WRITTEN PROBLEM |
Below is a block of records. Copy every line in it that contains the word "Avalanche".

INFORMATION SHOWN |

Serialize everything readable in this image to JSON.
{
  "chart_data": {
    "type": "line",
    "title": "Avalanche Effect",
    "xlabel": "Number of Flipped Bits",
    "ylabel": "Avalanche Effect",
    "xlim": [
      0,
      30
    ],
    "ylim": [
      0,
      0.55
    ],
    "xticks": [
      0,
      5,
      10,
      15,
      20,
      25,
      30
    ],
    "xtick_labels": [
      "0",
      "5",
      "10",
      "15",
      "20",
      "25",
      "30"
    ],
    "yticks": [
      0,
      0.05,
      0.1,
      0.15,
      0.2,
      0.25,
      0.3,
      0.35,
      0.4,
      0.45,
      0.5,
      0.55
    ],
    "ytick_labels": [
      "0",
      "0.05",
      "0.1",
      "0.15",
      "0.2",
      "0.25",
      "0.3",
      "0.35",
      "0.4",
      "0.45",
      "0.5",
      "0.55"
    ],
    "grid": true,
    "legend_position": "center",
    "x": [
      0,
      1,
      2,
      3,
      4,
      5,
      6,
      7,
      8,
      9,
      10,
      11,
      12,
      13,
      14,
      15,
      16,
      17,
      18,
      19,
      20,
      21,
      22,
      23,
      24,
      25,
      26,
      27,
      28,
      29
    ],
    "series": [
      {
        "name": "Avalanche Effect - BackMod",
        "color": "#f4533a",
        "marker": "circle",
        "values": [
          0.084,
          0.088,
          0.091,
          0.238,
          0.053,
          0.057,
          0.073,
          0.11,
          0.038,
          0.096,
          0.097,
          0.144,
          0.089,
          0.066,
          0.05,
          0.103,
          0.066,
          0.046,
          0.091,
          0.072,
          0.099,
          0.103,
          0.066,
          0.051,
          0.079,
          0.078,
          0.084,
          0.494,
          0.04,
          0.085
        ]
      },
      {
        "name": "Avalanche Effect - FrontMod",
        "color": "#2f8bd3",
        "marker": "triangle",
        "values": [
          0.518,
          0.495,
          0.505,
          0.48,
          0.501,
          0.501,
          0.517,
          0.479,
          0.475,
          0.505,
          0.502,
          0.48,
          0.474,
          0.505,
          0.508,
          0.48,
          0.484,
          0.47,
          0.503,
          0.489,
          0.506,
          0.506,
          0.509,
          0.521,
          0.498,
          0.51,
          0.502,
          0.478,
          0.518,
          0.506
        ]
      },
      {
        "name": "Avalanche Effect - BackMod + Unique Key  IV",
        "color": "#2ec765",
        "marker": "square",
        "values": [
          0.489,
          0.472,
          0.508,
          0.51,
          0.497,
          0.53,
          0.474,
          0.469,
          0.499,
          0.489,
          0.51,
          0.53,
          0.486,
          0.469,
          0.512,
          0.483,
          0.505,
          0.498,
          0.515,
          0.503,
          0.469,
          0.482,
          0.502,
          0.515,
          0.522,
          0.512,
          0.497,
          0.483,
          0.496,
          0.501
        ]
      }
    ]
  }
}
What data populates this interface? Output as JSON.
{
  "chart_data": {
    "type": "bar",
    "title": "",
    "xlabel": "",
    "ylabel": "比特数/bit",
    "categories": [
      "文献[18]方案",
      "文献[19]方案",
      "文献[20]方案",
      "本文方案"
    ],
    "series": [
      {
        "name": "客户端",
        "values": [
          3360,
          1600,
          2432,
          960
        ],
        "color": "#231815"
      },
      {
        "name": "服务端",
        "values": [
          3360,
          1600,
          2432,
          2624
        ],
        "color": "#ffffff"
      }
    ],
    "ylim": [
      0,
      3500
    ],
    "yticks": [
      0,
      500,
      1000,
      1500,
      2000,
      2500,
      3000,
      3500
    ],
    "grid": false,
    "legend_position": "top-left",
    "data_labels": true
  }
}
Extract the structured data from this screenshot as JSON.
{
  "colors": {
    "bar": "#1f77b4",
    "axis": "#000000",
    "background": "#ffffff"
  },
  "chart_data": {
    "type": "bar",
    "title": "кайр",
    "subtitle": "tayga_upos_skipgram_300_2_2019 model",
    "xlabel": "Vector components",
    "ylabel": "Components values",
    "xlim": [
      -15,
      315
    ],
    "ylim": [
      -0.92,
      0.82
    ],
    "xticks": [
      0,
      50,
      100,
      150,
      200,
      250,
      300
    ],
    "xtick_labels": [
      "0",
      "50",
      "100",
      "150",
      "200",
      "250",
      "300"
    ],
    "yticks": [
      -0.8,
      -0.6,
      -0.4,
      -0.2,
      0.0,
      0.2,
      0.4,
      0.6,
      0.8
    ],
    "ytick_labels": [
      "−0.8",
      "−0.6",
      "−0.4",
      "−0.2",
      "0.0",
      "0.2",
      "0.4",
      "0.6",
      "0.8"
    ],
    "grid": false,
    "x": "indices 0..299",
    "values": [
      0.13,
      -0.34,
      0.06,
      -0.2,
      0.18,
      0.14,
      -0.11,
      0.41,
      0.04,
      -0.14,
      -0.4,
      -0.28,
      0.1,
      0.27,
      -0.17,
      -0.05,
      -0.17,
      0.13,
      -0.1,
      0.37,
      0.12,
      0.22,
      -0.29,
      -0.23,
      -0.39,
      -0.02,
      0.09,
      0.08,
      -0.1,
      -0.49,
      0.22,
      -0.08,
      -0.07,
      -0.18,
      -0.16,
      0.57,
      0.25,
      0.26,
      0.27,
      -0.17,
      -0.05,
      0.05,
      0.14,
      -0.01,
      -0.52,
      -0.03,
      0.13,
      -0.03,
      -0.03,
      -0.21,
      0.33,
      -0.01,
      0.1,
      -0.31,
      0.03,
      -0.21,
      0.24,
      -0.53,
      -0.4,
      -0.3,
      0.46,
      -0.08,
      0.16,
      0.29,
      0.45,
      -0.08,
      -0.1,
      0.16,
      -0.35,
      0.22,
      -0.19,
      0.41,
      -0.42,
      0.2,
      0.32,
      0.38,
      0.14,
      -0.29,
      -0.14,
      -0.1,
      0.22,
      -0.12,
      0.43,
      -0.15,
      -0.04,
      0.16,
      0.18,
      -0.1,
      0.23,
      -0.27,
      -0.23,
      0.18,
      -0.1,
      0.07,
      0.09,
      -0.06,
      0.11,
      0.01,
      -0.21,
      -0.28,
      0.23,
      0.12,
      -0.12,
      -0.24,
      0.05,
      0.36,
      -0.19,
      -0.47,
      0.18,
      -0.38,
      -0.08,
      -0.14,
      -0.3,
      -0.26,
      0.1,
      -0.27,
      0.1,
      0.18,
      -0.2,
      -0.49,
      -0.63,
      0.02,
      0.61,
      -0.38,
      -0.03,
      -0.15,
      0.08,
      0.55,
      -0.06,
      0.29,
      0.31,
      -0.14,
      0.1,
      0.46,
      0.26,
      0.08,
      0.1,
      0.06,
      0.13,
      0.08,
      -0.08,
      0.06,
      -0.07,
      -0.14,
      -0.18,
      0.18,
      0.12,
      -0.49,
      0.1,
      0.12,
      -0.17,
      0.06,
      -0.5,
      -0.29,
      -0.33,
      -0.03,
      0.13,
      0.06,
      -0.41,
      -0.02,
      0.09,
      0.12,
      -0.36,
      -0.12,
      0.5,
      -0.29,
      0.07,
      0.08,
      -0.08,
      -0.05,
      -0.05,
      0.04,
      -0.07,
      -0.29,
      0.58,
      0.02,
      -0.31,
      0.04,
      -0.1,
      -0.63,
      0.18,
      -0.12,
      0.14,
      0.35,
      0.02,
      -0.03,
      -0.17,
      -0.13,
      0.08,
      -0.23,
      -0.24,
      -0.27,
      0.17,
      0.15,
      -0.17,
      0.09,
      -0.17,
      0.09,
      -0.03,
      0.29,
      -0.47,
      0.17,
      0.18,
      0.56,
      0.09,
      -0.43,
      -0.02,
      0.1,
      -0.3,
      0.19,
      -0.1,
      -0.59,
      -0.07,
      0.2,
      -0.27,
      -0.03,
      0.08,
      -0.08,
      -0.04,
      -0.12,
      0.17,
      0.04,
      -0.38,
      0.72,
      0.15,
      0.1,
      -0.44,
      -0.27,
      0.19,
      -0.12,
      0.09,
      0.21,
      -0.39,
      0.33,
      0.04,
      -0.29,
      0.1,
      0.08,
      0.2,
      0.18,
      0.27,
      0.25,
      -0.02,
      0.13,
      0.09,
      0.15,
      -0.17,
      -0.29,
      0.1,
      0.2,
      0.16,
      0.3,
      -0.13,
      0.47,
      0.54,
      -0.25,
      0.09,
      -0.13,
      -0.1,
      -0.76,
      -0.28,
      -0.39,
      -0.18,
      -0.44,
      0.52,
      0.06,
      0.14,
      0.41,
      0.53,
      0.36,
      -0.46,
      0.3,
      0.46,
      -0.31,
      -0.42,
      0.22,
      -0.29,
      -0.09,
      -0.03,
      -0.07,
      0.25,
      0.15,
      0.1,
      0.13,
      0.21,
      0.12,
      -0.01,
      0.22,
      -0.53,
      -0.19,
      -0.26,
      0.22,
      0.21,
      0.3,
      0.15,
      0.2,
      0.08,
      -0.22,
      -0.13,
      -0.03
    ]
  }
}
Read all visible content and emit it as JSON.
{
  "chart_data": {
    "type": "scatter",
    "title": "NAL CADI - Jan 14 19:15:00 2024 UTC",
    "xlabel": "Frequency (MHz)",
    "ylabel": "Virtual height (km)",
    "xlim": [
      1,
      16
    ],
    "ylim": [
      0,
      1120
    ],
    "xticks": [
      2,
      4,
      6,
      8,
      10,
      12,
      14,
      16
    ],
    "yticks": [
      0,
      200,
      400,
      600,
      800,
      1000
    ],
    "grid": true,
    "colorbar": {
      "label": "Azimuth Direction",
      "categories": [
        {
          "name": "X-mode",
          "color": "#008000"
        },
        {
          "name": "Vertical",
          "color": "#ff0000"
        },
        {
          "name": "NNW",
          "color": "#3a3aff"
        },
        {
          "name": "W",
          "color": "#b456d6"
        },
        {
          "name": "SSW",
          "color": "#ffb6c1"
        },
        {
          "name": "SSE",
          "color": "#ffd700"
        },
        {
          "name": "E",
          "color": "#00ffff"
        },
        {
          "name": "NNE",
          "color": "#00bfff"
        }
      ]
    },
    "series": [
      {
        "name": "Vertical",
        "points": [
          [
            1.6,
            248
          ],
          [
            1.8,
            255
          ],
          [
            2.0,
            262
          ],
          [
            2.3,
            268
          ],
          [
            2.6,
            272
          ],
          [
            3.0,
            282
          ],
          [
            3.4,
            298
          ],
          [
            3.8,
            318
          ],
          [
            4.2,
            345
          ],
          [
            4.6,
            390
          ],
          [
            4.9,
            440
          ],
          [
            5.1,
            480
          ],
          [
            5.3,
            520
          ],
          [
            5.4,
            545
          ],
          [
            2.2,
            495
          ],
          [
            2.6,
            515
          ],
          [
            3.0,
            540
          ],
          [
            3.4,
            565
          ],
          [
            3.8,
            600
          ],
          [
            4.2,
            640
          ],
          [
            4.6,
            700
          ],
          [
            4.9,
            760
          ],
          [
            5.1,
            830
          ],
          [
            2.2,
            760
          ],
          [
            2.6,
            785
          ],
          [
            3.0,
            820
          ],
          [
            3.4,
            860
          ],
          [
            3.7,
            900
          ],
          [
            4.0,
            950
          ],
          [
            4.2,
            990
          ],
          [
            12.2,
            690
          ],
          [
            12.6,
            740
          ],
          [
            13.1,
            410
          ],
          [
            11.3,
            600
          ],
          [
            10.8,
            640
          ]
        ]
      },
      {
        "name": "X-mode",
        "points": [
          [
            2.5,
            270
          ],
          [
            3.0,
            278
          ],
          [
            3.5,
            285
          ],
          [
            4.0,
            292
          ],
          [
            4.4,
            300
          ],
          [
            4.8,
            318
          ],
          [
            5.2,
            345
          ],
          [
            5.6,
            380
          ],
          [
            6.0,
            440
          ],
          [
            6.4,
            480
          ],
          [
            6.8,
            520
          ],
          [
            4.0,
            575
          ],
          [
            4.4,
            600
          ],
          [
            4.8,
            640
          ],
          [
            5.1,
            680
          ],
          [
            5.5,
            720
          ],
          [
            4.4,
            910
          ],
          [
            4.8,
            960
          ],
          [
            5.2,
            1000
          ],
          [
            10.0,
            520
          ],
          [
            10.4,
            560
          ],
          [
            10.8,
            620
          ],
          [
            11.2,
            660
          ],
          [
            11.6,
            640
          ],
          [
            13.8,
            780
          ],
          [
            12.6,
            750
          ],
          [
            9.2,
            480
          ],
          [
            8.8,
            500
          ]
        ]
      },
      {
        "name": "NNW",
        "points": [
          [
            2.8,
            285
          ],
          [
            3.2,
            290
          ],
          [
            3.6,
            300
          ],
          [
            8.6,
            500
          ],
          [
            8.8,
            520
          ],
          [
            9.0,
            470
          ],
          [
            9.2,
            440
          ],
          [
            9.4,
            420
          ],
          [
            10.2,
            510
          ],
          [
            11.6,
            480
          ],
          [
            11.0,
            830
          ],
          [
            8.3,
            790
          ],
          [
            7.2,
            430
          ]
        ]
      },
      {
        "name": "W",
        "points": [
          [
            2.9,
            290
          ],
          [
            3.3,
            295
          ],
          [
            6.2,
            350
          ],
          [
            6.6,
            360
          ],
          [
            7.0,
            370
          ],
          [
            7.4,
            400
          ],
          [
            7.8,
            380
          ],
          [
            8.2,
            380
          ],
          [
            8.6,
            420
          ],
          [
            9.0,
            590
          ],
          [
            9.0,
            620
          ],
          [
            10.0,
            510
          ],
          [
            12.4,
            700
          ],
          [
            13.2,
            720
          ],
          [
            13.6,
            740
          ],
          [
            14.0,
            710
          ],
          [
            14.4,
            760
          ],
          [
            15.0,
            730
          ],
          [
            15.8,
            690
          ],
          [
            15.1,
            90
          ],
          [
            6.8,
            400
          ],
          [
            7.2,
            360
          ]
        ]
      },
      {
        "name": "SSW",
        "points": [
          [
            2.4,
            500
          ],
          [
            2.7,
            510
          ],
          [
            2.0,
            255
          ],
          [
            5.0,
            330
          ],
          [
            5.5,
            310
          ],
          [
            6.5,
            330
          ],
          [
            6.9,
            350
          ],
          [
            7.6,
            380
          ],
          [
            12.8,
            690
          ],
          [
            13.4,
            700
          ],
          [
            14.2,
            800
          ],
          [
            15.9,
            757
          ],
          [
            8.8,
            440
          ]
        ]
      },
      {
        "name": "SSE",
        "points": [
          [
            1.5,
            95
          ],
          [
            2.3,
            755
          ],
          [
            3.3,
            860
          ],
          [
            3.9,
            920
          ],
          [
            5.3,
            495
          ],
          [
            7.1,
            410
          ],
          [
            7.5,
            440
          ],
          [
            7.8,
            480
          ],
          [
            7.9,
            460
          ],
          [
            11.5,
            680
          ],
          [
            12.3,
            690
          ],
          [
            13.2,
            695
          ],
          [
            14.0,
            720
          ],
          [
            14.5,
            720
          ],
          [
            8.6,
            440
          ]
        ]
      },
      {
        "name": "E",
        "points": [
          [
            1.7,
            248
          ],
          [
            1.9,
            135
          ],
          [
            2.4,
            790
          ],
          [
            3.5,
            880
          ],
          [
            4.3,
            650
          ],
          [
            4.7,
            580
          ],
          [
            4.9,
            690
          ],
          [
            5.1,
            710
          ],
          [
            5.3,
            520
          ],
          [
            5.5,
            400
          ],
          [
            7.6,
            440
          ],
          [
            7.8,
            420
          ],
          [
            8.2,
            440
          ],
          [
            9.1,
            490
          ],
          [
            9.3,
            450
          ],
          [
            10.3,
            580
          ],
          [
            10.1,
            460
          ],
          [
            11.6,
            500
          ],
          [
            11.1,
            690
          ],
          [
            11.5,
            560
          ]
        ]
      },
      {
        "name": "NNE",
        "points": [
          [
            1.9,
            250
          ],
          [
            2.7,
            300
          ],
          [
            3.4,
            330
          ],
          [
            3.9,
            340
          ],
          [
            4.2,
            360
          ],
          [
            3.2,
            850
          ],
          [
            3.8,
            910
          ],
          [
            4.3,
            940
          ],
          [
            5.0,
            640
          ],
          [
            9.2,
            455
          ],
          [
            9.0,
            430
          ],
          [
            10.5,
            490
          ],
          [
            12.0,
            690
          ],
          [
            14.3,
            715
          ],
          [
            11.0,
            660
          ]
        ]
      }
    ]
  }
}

EXERCISE RESULT |
    "title": "Avalanche Effect",
    "ylabel": "Avalanche Effect",
        "name": "Avalanche Effect - BackMod",
        "name": "Avalanche Effect - FrontMod",
        "name": "Avalanche Effect - BackMod + Unique Key  IV",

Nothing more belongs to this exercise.